**** STORED DATA

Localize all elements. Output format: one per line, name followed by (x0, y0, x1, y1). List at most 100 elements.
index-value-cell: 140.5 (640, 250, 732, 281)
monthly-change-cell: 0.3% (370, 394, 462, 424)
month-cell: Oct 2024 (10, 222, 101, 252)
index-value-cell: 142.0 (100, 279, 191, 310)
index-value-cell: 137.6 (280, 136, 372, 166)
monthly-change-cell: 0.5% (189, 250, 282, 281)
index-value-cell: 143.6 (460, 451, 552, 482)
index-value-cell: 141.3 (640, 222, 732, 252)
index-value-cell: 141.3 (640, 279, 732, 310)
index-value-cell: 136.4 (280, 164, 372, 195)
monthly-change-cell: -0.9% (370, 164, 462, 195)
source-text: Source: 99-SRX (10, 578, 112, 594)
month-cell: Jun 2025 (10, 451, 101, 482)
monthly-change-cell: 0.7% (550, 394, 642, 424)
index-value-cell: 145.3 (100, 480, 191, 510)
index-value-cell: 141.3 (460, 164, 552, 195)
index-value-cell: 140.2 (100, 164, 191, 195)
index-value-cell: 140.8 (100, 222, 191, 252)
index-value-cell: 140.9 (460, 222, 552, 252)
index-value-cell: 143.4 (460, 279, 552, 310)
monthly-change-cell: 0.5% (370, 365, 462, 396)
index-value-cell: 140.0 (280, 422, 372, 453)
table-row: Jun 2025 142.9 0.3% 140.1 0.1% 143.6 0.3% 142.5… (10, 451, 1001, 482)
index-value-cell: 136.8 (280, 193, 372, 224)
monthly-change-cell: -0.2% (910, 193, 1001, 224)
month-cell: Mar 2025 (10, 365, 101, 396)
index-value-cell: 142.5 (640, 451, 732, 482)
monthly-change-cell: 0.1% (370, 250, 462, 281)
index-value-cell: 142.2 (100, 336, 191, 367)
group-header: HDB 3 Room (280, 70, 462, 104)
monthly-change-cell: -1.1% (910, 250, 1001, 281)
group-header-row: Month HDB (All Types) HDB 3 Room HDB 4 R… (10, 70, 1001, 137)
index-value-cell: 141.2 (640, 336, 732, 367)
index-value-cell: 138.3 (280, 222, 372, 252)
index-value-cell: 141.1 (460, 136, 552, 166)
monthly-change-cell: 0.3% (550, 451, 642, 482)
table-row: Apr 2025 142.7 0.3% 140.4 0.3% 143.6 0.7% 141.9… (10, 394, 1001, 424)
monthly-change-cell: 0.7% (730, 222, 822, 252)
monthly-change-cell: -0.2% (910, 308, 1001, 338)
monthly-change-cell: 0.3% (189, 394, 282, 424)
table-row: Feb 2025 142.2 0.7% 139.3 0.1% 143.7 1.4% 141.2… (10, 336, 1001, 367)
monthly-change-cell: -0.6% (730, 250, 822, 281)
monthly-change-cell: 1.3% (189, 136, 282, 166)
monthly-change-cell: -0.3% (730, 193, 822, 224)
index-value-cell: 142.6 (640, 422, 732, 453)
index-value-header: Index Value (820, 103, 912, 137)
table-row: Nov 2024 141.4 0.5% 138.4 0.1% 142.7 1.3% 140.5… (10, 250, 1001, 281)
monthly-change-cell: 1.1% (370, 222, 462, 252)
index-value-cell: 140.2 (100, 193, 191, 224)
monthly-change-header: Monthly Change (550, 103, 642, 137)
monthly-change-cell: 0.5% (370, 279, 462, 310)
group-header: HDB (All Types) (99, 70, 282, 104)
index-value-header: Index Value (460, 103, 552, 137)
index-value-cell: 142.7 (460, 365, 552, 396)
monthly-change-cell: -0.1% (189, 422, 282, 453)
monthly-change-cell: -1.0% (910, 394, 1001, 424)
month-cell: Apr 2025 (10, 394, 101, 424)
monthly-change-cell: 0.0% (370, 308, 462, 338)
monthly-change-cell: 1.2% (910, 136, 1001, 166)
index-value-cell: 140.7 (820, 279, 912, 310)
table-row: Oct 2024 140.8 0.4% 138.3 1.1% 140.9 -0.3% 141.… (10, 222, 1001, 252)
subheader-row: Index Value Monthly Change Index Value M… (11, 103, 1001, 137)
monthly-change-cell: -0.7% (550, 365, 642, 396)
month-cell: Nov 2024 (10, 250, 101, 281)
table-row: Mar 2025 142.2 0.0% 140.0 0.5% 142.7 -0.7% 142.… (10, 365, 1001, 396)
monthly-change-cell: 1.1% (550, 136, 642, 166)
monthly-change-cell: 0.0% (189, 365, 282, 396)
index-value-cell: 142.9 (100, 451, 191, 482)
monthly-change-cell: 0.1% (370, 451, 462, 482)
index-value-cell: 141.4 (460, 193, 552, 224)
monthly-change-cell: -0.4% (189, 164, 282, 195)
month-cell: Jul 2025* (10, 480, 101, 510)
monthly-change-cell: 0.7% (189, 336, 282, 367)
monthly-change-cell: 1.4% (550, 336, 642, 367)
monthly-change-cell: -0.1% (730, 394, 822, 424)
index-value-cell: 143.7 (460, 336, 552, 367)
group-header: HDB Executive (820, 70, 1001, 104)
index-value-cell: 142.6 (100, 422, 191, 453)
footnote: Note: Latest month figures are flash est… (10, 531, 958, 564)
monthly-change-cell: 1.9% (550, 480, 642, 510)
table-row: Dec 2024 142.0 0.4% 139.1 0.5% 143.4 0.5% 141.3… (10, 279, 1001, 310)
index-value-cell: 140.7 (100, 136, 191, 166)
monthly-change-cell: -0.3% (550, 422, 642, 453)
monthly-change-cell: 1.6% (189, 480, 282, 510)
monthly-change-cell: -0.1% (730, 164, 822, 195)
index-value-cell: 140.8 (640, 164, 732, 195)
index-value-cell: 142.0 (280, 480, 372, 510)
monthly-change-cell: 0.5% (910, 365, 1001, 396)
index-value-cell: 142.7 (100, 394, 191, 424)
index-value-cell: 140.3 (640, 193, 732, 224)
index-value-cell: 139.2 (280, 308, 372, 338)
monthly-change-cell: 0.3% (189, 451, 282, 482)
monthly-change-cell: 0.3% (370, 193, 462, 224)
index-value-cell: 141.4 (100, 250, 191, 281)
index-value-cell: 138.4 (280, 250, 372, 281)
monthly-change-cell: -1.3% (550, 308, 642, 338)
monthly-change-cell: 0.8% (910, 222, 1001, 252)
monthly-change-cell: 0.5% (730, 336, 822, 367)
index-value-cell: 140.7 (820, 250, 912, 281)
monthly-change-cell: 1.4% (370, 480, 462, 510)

********

• [THE EXERCISE] Transcribe the entries verbatim, from their first line through the line that contains "month-cell: Oct 2024 (10, 222, 101, 252)", including both ends.

• [ANSWER TO THE PROBLEM]
Localize all elements. Output format: one per line, name followed by (x0, y0, x1, y1). List at most 100 elements.
index-value-cell: 140.5 (640, 250, 732, 281)
monthly-change-cell: 0.3% (370, 394, 462, 424)
month-cell: Oct 2024 (10, 222, 101, 252)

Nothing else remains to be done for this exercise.